Quote, verbatim, all material below, without pictures.

■ **Supplied data**
============

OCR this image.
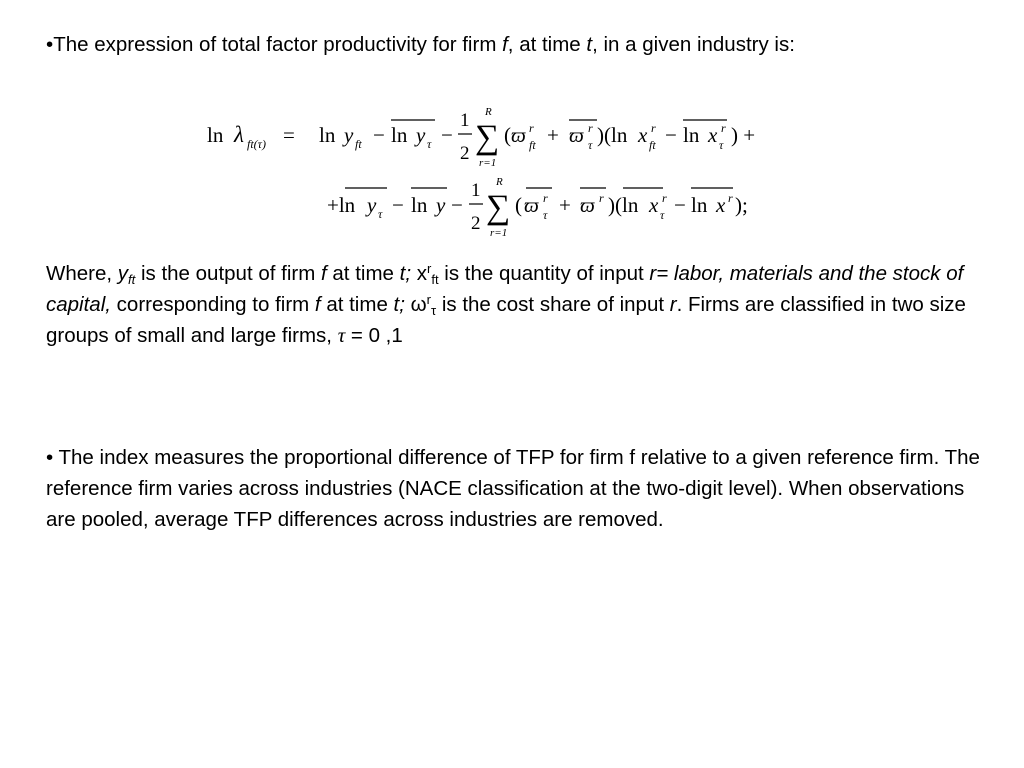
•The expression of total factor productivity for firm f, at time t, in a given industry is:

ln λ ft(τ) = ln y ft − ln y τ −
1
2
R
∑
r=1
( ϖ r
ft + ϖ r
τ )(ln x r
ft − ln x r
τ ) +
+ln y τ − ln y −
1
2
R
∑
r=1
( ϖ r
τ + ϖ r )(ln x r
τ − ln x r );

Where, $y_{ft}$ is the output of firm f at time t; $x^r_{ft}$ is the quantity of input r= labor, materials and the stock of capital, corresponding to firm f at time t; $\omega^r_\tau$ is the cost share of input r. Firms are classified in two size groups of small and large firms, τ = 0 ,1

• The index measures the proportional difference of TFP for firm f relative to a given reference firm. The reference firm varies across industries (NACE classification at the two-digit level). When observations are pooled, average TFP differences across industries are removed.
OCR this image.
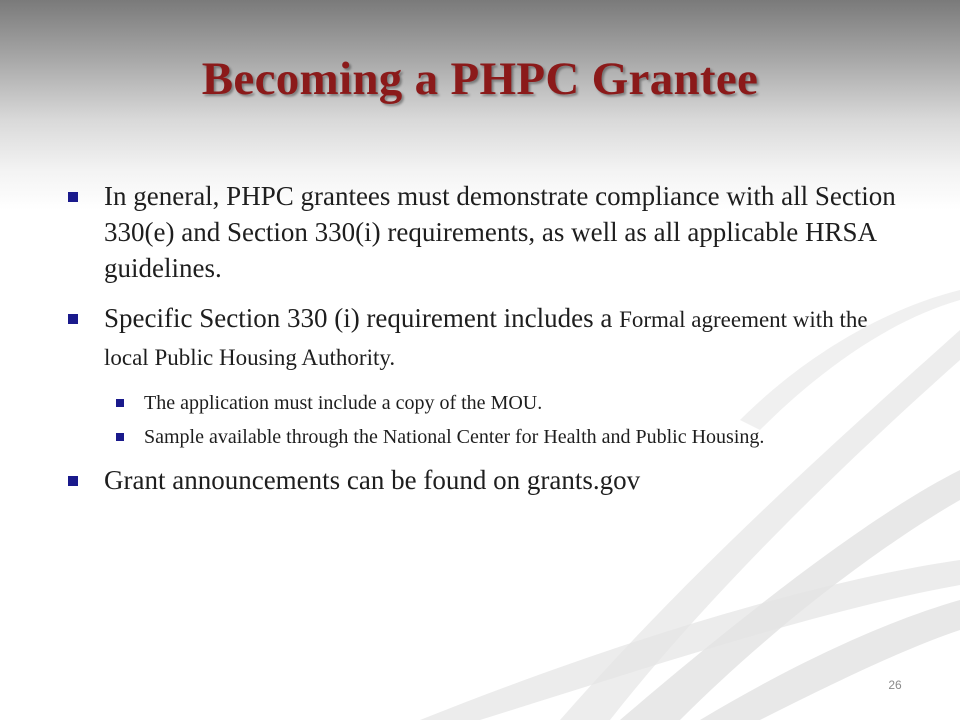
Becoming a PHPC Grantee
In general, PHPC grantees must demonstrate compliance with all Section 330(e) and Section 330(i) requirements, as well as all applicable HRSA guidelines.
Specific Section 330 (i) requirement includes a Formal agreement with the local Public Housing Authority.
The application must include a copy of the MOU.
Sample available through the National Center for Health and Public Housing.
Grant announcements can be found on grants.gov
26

============

■ **Answer for the task**
OCR this image.
•The expression of total factor productivity for firm f, at time t, in a given industry is:

ln λ ft(τ) = ln y ft − ln y τ −
1
2
R
∑
r=1
( ϖ r
ft + ϖ r
τ )(ln x r
ft − ln x r
τ ) +
+ln y τ − ln y −
1
2
R
∑
r=1
( ϖ r
τ + ϖ r )(ln x r
τ − ln x r );

Where, $y_{ft}$ is the output of firm f at time t; $x^r_{ft}$ is the quantity of input r= labor, materials and the stock of capital, corresponding to firm f at time t; $\omega^r_\tau$ is the cost share of input r. Firms are classified in two size groups of small and large firms, τ = 0 ,1

• The index measures the proportional difference of TFP for firm f relative to a given reference firm. The reference firm varies across industries (NACE classification at the two-digit level). When observations are pooled, average TFP differences across industries are removed.
OCR this image.
Becoming a PHPC Grantee
In general, PHPC grantees must demonstrate compliance with all Section 330(e) and Section 330(i) requirements, as well as all applicable HRSA guidelines.
Specific Section 330 (i) requirement includes a Formal agreement with the local Public Housing Authority.
The application must include a copy of the MOU.
Sample available through the National Center for Health and Public Housing.
Grant announcements can be found on grants.gov
26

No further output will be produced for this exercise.